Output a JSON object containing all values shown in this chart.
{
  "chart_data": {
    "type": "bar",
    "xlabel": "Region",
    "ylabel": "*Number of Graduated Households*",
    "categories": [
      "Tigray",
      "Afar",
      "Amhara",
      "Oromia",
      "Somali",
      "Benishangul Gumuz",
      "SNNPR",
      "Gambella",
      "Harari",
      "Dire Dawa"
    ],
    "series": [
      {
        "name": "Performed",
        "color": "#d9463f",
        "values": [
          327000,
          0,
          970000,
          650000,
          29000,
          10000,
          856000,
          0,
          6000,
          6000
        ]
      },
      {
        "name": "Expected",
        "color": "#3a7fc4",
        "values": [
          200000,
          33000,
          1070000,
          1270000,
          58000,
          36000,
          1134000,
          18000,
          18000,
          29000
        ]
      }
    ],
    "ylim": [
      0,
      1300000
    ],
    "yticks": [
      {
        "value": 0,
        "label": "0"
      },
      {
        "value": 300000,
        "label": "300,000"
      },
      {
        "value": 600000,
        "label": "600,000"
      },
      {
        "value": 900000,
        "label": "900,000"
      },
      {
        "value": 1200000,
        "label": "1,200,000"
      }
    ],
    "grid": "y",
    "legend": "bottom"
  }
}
####
- **WRITTEN INSTRUCTION**: Return what is listed above, exactly and completely.

- **COMPLETE OUTPUT**:
Output a JSON object containing all values shown in this chart.
{
  "chart_data": {
    "type": "bar",
    "xlabel": "Region",
    "ylabel": "*Number of Graduated Households*",
    "categories": [
      "Tigray",
      "Afar",
      "Amhara",
      "Oromia",
      "Somali",
      "Benishangul Gumuz",
      "SNNPR",
      "Gambella",
      "Harari",
      "Dire Dawa"
    ],
    "series": [
      {
        "name": "Performed",
        "color": "#d9463f",
        "values": [
          327000,
          0,
          970000,
          650000,
          29000,
          10000,
          856000,
          0,
          6000,
          6000
        ]
      },
      {
        "name": "Expected",
        "color": "#3a7fc4",
        "values": [
          200000,
          33000,
          1070000,
          1270000,
          58000,
          36000,
          1134000,
          18000,
          18000,
          29000
        ]
      }
    ],
    "ylim": [
      0,
      1300000
    ],
    "yticks": [
      {
        "value": 0,
        "label": "0"
      },
      {
        "value": 300000,
        "label": "300,000"
      },
      {
        "value": 600000,
        "label": "600,000"
      },
      {
        "value": 900000,
        "label": "900,000"
      },
      {
        "value": 1200000,
        "label": "1,200,000"
      }
    ],
    "grid": "y",
    "legend": "bottom"
  }
}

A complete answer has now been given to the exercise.